-- BEGIN --
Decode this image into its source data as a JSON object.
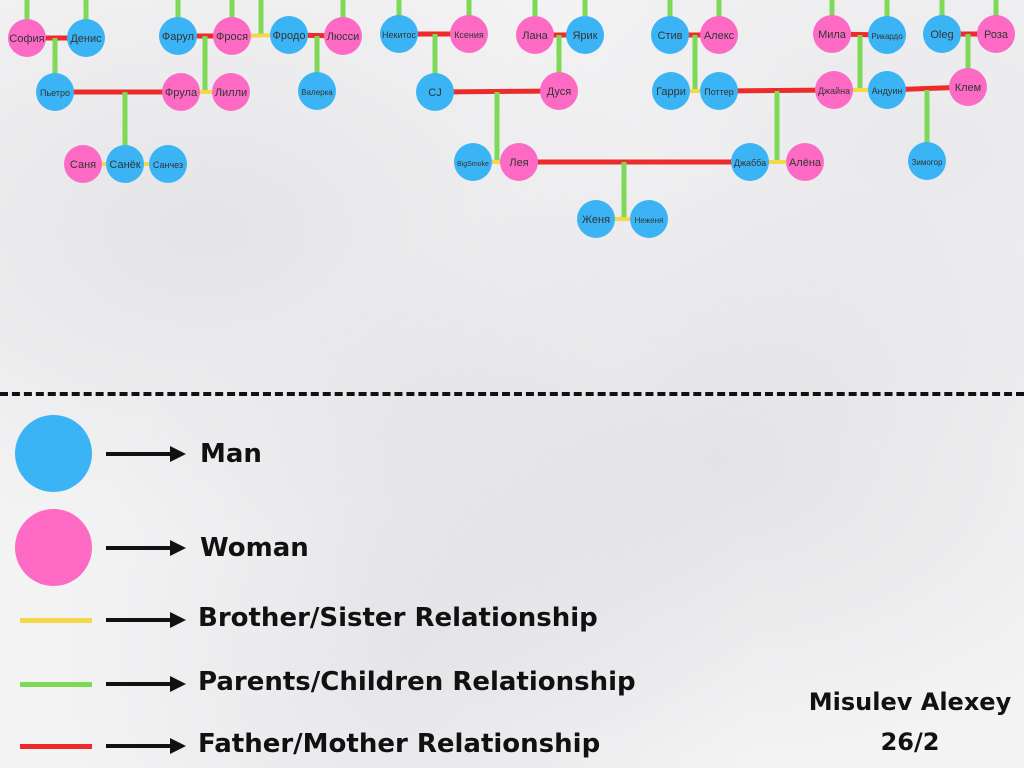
{
  "colors": {
    "man": "#3bb4f5",
    "woman": "#ff6bc4",
    "sibling": "#f5d74a",
    "parent_child": "#7ed957",
    "spouse": "#ee2b2b"
  },
  "people": [
    {
      "id": "sofia",
      "name": "София",
      "gender": "woman"
    },
    {
      "id": "denis",
      "name": "Денис",
      "gender": "man"
    },
    {
      "id": "pietro",
      "name": "Пьетро",
      "gender": "man"
    },
    {
      "id": "farul",
      "name": "Фарул",
      "gender": "man"
    },
    {
      "id": "frosia",
      "name": "Фрося",
      "gender": "woman"
    },
    {
      "id": "frodo",
      "name": "Фродо",
      "gender": "man"
    },
    {
      "id": "lyussi",
      "name": "Люсси",
      "gender": "woman"
    },
    {
      "id": "frula",
      "name": "Фрула",
      "gender": "woman"
    },
    {
      "id": "lilli",
      "name": "Лилли",
      "gender": "woman"
    },
    {
      "id": "valerka",
      "name": "Валерка",
      "gender": "man"
    },
    {
      "id": "sanya",
      "name": "Саня",
      "gender": "woman"
    },
    {
      "id": "sanyok",
      "name": "Санёк",
      "gender": "man"
    },
    {
      "id": "sanches",
      "name": "Санчез",
      "gender": "man"
    },
    {
      "id": "nekitos",
      "name": "Некитос",
      "gender": "man"
    },
    {
      "id": "ksenia",
      "name": "Ксения",
      "gender": "woman"
    },
    {
      "id": "lana",
      "name": "Лана",
      "gender": "woman"
    },
    {
      "id": "yarik",
      "name": "Ярик",
      "gender": "man"
    },
    {
      "id": "cj",
      "name": "CJ",
      "gender": "man"
    },
    {
      "id": "dusya",
      "name": "Дуся",
      "gender": "woman"
    },
    {
      "id": "bigsmoke",
      "name": "BigSmoke",
      "gender": "man"
    },
    {
      "id": "leya",
      "name": "Лея",
      "gender": "woman"
    },
    {
      "id": "zhenya",
      "name": "Женя",
      "gender": "man"
    },
    {
      "id": "nezhenya",
      "name": "Неженя",
      "gender": "man"
    },
    {
      "id": "stiv",
      "name": "Стив",
      "gender": "man"
    },
    {
      "id": "aleks",
      "name": "Алекс",
      "gender": "woman"
    },
    {
      "id": "garri",
      "name": "Гарри",
      "gender": "man"
    },
    {
      "id": "potter",
      "name": "Поттер",
      "gender": "man"
    },
    {
      "id": "dzhabba",
      "name": "Джабба",
      "gender": "man"
    },
    {
      "id": "alyona",
      "name": "Алёна",
      "gender": "woman"
    },
    {
      "id": "mila",
      "name": "Мила",
      "gender": "woman"
    },
    {
      "id": "rikardo",
      "name": "Рикардо",
      "gender": "man"
    },
    {
      "id": "dzhaina",
      "name": "Джайна",
      "gender": "woman"
    },
    {
      "id": "anduin",
      "name": "Андуин",
      "gender": "man"
    },
    {
      "id": "oleg",
      "name": "Oleg",
      "gender": "man"
    },
    {
      "id": "roza",
      "name": "Роза",
      "gender": "woman"
    },
    {
      "id": "klem",
      "name": "Клем",
      "gender": "woman"
    },
    {
      "id": "zimogor",
      "name": "Зимогор",
      "gender": "man"
    }
  ],
  "legend": {
    "man": "Man",
    "woman": "Woman",
    "sibling": "Brother/Sister Relationship",
    "parent_child": "Parents/Children Relationship",
    "spouse": "Father/Mother Relationship"
  },
  "author": {
    "name": "Misulev Alexey",
    "group": "26/2"
  }
}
-- END --
**Written problem**
Reproduce the records above exactly, leaving out every picture they contain.

**The response**
Decode this image into its source data as a JSON object.
{
  "colors": {
    "man": "#3bb4f5",
    "woman": "#ff6bc4",
    "sibling": "#f5d74a",
    "parent_child": "#7ed957",
    "spouse": "#ee2b2b"
  },
  "people": [
    {
      "id": "sofia",
      "name": "София",
      "gender": "woman"
    },
    {
      "id": "denis",
      "name": "Денис",
      "gender": "man"
    },
    {
      "id": "pietro",
      "name": "Пьетро",
      "gender": "man"
    },
    {
      "id": "farul",
      "name": "Фарул",
      "gender": "man"
    },
    {
      "id": "frosia",
      "name": "Фрося",
      "gender": "woman"
    },
    {
      "id": "frodo",
      "name": "Фродо",
      "gender": "man"
    },
    {
      "id": "lyussi",
      "name": "Люсси",
      "gender": "woman"
    },
    {
      "id": "frula",
      "name": "Фрула",
      "gender": "woman"
    },
    {
      "id": "lilli",
      "name": "Лилли",
      "gender": "woman"
    },
    {
      "id": "valerka",
      "name": "Валерка",
      "gender": "man"
    },
    {
      "id": "sanya",
      "name": "Саня",
      "gender": "woman"
    },
    {
      "id": "sanyok",
      "name": "Санёк",
      "gender": "man"
    },
    {
      "id": "sanches",
      "name": "Санчез",
      "gender": "man"
    },
    {
      "id": "nekitos",
      "name": "Некитос",
      "gender": "man"
    },
    {
      "id": "ksenia",
      "name": "Ксения",
      "gender": "woman"
    },
    {
      "id": "lana",
      "name": "Лана",
      "gender": "woman"
    },
    {
      "id": "yarik",
      "name": "Ярик",
      "gender": "man"
    },
    {
      "id": "cj",
      "name": "CJ",
      "gender": "man"
    },
    {
      "id": "dusya",
      "name": "Дуся",
      "gender": "woman"
    },
    {
      "id": "bigsmoke",
      "name": "BigSmoke",
      "gender": "man"
    },
    {
      "id": "leya",
      "name": "Лея",
      "gender": "woman"
    },
    {
      "id": "zhenya",
      "name": "Женя",
      "gender": "man"
    },
    {
      "id": "nezhenya",
      "name": "Неженя",
      "gender": "man"
    },
    {
      "id": "stiv",
      "name": "Стив",
      "gender": "man"
    },
    {
      "id": "aleks",
      "name": "Алекс",
      "gender": "woman"
    },
    {
      "id": "garri",
      "name": "Гарри",
      "gender": "man"
    },
    {
      "id": "potter",
      "name": "Поттер",
      "gender": "man"
    },
    {
      "id": "dzhabba",
      "name": "Джабба",
      "gender": "man"
    },
    {
      "id": "alyona",
      "name": "Алёна",
      "gender": "woman"
    },
    {
      "id": "mila",
      "name": "Мила",
      "gender": "woman"
    },
    {
      "id": "rikardo",
      "name": "Рикардо",
      "gender": "man"
    },
    {
      "id": "dzhaina",
      "name": "Джайна",
      "gender": "woman"
    },
    {
      "id": "anduin",
      "name": "Андуин",
      "gender": "man"
    },
    {
      "id": "oleg",
      "name": "Oleg",
      "gender": "man"
    },
    {
      "id": "roza",
      "name": "Роза",
      "gender": "woman"
    },
    {
      "id": "klem",
      "name": "Клем",
      "gender": "woman"
    },
    {
      "id": "zimogor",
      "name": "Зимогор",
      "gender": "man"
    }
  ],
  "legend": {
    "man": "Man",
    "woman": "Woman",
    "sibling": "Brother/Sister Relationship",
    "parent_child": "Parents/Children Relationship",
    "spouse": "Father/Mother Relationship"
  },
  "author": {
    "name": "Misulev Alexey",
    "group": "26/2"
  }
}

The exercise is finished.